Pick out every line in the data below that holds "this".
#####
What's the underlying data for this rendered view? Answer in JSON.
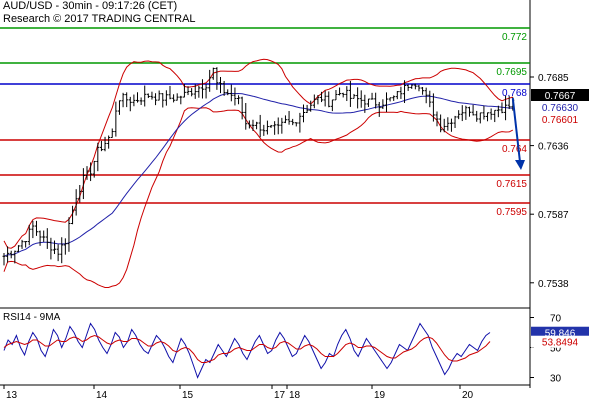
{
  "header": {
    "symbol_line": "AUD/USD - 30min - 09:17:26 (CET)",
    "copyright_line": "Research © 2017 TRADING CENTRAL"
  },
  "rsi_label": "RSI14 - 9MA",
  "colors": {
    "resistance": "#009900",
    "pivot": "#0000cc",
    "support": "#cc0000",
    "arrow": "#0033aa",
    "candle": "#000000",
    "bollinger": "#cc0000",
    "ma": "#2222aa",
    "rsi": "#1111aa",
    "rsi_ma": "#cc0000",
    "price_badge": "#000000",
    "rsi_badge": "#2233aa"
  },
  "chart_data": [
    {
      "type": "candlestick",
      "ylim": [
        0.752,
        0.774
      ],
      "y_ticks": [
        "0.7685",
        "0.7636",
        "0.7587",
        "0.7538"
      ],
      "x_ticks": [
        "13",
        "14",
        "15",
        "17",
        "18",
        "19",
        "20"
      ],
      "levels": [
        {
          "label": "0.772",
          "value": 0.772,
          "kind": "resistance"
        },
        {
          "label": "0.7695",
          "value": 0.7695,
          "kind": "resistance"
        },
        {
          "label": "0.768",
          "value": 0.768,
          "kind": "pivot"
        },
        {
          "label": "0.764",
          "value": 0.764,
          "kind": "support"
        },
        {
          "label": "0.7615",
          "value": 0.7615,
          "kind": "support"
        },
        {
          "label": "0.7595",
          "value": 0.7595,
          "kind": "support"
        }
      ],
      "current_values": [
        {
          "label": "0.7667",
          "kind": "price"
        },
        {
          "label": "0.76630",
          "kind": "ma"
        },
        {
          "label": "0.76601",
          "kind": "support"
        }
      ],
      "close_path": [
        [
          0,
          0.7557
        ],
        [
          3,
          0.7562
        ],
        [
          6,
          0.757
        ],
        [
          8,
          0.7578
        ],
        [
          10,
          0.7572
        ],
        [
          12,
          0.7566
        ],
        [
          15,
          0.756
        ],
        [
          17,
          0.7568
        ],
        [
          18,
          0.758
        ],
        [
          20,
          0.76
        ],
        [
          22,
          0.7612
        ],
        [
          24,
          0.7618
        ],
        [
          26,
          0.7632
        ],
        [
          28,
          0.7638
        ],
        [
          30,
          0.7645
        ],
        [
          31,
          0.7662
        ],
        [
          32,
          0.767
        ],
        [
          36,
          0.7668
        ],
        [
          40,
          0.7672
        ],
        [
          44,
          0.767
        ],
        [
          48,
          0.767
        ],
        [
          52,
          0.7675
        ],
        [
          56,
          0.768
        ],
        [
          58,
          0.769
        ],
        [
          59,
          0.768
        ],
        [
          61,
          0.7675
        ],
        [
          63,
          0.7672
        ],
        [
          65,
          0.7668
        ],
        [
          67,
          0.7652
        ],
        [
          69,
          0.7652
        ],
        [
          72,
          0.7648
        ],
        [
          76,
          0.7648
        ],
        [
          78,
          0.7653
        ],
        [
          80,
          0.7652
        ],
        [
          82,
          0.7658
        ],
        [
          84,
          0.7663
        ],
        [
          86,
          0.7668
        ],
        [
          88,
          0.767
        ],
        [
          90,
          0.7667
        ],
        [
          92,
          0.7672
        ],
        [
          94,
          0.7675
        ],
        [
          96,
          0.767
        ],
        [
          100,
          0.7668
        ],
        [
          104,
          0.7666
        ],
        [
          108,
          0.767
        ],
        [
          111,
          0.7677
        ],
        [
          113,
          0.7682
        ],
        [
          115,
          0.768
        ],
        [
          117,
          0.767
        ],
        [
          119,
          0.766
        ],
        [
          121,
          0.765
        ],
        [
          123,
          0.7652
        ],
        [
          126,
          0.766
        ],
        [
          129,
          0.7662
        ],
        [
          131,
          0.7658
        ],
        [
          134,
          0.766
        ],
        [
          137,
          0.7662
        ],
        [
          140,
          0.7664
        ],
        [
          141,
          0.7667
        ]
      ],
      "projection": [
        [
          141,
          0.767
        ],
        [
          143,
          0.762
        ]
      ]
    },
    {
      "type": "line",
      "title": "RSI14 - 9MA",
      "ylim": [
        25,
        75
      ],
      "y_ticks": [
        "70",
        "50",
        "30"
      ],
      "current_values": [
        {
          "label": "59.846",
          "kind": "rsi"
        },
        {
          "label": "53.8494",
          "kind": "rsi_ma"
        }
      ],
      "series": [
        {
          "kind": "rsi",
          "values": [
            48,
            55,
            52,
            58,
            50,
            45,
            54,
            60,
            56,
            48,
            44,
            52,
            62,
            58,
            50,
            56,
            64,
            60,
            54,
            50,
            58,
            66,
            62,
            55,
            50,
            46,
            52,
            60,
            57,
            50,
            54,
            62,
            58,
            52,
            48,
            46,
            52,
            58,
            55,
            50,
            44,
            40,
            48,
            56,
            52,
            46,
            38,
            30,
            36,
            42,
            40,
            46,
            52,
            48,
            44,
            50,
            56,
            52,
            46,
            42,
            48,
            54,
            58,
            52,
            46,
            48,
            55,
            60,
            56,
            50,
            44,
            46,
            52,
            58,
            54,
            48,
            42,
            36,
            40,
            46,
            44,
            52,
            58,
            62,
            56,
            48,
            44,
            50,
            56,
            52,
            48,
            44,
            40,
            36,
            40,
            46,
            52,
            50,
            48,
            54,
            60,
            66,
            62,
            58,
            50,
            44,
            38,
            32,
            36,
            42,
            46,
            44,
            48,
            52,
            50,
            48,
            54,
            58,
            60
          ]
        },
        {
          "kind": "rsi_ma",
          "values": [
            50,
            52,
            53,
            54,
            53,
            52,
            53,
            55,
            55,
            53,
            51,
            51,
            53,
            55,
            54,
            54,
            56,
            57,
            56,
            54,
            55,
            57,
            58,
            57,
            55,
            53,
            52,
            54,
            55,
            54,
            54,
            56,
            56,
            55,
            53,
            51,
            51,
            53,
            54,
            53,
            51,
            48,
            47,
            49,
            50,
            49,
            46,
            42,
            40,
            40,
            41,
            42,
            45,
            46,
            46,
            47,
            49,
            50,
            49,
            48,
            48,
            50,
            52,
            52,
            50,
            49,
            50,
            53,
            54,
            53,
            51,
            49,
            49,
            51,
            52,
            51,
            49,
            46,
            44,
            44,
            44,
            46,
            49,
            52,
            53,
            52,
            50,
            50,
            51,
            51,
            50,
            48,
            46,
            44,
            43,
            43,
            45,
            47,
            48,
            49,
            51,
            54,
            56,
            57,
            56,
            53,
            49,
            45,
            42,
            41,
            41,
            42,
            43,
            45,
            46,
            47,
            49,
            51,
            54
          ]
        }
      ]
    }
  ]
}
#####
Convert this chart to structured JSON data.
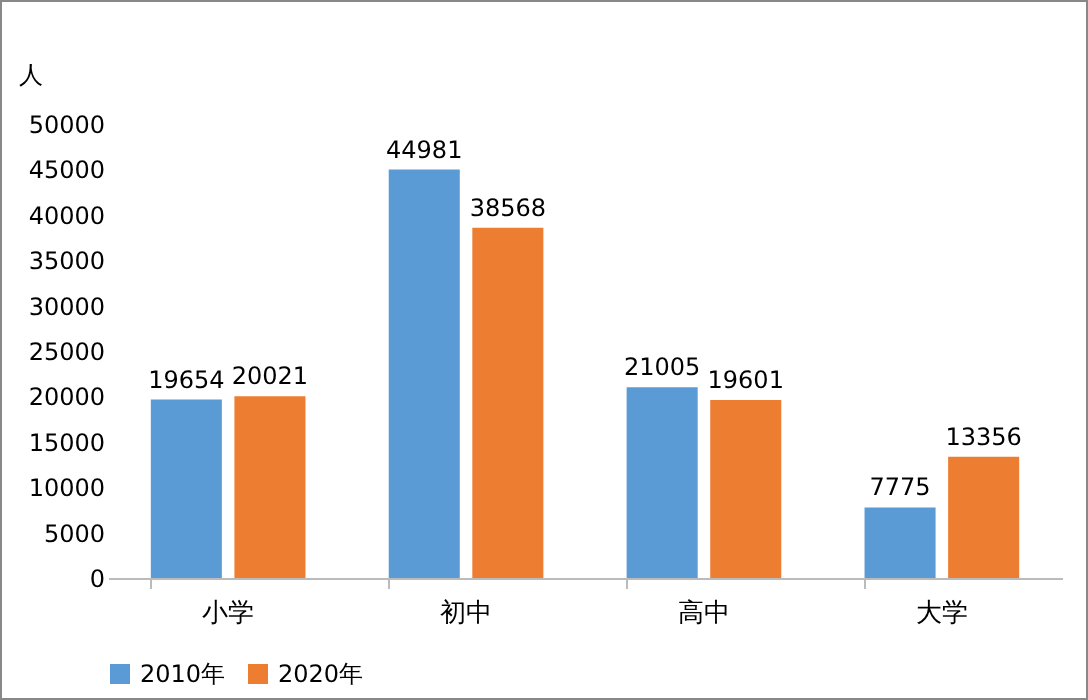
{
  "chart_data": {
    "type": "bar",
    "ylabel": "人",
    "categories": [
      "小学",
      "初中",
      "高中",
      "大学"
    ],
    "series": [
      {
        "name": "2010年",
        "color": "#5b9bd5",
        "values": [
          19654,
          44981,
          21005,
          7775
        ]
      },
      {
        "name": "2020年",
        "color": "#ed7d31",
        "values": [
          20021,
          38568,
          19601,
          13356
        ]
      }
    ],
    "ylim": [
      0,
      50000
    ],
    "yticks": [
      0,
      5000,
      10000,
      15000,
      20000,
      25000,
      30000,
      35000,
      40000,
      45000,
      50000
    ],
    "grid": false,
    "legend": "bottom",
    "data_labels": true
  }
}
#####
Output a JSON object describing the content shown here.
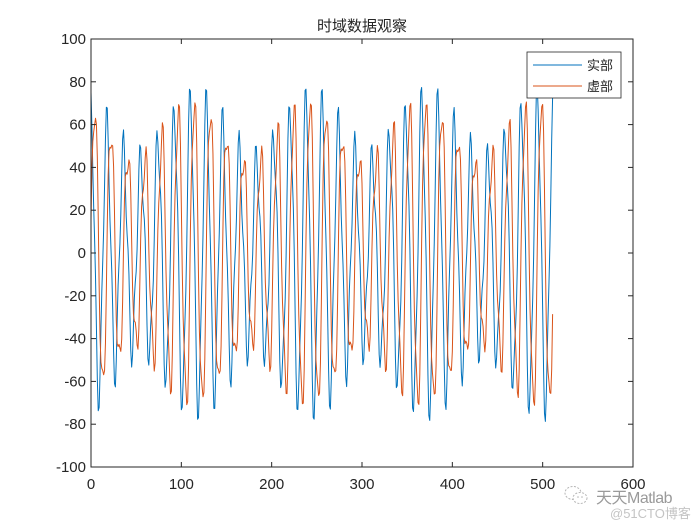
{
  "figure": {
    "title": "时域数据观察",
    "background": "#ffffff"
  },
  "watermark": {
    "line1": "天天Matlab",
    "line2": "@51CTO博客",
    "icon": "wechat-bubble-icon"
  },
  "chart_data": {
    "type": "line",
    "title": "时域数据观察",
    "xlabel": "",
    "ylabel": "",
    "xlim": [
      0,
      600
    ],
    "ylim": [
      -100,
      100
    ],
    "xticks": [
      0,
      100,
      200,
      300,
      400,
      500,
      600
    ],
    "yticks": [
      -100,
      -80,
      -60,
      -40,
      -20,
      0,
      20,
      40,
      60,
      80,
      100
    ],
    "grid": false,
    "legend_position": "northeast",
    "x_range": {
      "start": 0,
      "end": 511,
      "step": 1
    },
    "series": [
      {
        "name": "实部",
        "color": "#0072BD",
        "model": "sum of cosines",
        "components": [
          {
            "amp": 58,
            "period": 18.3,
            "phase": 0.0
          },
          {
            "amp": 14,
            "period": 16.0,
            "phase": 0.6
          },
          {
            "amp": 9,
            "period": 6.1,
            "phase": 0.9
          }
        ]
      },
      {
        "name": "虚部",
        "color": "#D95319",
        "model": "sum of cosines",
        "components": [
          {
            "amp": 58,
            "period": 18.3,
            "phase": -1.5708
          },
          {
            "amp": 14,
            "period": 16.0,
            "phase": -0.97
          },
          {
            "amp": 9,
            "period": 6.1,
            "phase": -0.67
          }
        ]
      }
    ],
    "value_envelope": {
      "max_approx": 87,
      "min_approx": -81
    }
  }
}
#####
EXERCISE SOLUTION:
What's the underlying data for this rendered view? Answer in JSON.
Convert this chart to structured JSON data.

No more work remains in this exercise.